The records below hold pictures; please leave those out and retype the rest exactly.

☆ ☆ ☆ ☆ ☆ ☆ ☆

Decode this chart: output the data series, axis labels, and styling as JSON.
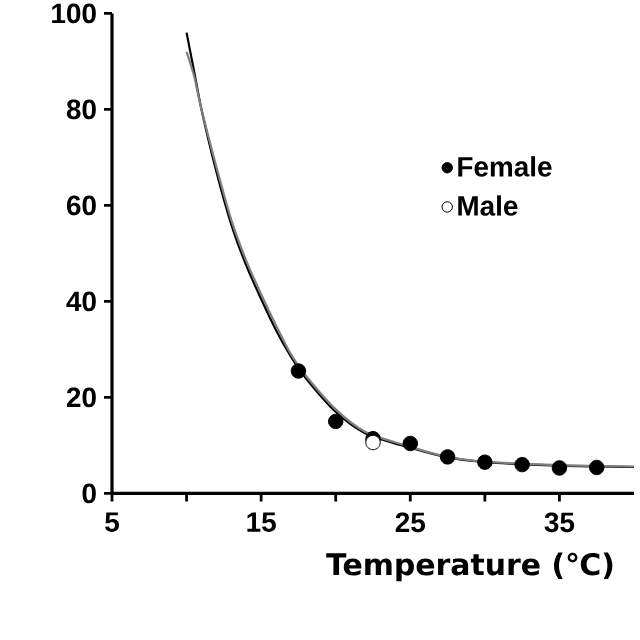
{
  "chart_data": {
    "type": "scatter",
    "xlabel": "Temperature (℃)",
    "xlim": [
      5,
      40
    ],
    "ylim": [
      0,
      100
    ],
    "xticks": [
      5,
      {
        "value": 10,
        "label": null
      },
      15,
      {
        "value": 20,
        "label": null
      },
      25,
      {
        "value": 30,
        "label": null
      },
      35
    ],
    "yticks": [
      0,
      20,
      40,
      60,
      80,
      100
    ],
    "legend": "right",
    "series": [
      {
        "type": "line",
        "marker": "none",
        "color": "#000000",
        "x": [
          10,
          10.5,
          11,
          12,
          13,
          14,
          15,
          16,
          17,
          18,
          20,
          22,
          25,
          27.5,
          30,
          35,
          40
        ],
        "values": [
          96,
          88,
          80,
          67,
          56,
          47.5,
          40.5,
          34,
          28.5,
          24,
          17,
          12.5,
          9.5,
          7.5,
          6.5,
          5.8,
          5.5
        ]
      },
      {
        "type": "line",
        "marker": "none",
        "color": "#808080",
        "x": [
          10,
          10.5,
          11,
          12,
          13,
          14,
          15,
          16,
          17,
          18,
          20,
          22,
          25,
          27.5,
          30,
          35,
          40
        ],
        "values": [
          92,
          87,
          80,
          68,
          57,
          48.5,
          41.5,
          35,
          29,
          24.5,
          17.5,
          12.8,
          9.7,
          7.6,
          6.6,
          5.9,
          5.6
        ]
      },
      {
        "name": "Female",
        "marker": "circle",
        "color": "#000000",
        "x": [
          17.5,
          20,
          22.5,
          25,
          27.5,
          30,
          32.5,
          35,
          37.5
        ],
        "values": [
          25.5,
          15,
          11.4,
          10.4,
          7.6,
          6.5,
          6.0,
          5.3,
          5.4
        ]
      },
      {
        "name": "Male",
        "marker": "circle",
        "color": "#ffffff",
        "x": [
          22.5
        ],
        "values": [
          10.6
        ]
      }
    ]
  }
}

☆ ☆ ☆ ☆ ☆ ☆ ☆

▸ **Answer to the problem**
Decode this chart: output the data series, axis labels, and styling as JSON.
{
  "chart_data": {
    "type": "scatter",
    "xlabel": "Temperature (℃)",
    "xlim": [
      5,
      40
    ],
    "ylim": [
      0,
      100
    ],
    "xticks": [
      5,
      {
        "value": 10,
        "label": null
      },
      15,
      {
        "value": 20,
        "label": null
      },
      25,
      {
        "value": 30,
        "label": null
      },
      35
    ],
    "yticks": [
      0,
      20,
      40,
      60,
      80,
      100
    ],
    "legend": "right",
    "series": [
      {
        "type": "line",
        "marker": "none",
        "color": "#000000",
        "x": [
          10,
          10.5,
          11,
          12,
          13,
          14,
          15,
          16,
          17,
          18,
          20,
          22,
          25,
          27.5,
          30,
          35,
          40
        ],
        "values": [
          96,
          88,
          80,
          67,
          56,
          47.5,
          40.5,
          34,
          28.5,
          24,
          17,
          12.5,
          9.5,
          7.5,
          6.5,
          5.8,
          5.5
        ]
      },
      {
        "type": "line",
        "marker": "none",
        "color": "#808080",
        "x": [
          10,
          10.5,
          11,
          12,
          13,
          14,
          15,
          16,
          17,
          18,
          20,
          22,
          25,
          27.5,
          30,
          35,
          40
        ],
        "values": [
          92,
          87,
          80,
          68,
          57,
          48.5,
          41.5,
          35,
          29,
          24.5,
          17.5,
          12.8,
          9.7,
          7.6,
          6.6,
          5.9,
          5.6
        ]
      },
      {
        "name": "Female",
        "marker": "circle",
        "color": "#000000",
        "x": [
          17.5,
          20,
          22.5,
          25,
          27.5,
          30,
          32.5,
          35,
          37.5
        ],
        "values": [
          25.5,
          15,
          11.4,
          10.4,
          7.6,
          6.5,
          6.0,
          5.3,
          5.4
        ]
      },
      {
        "name": "Male",
        "marker": "circle",
        "color": "#ffffff",
        "x": [
          22.5
        ],
        "values": [
          10.6
        ]
      }
    ]
  }
}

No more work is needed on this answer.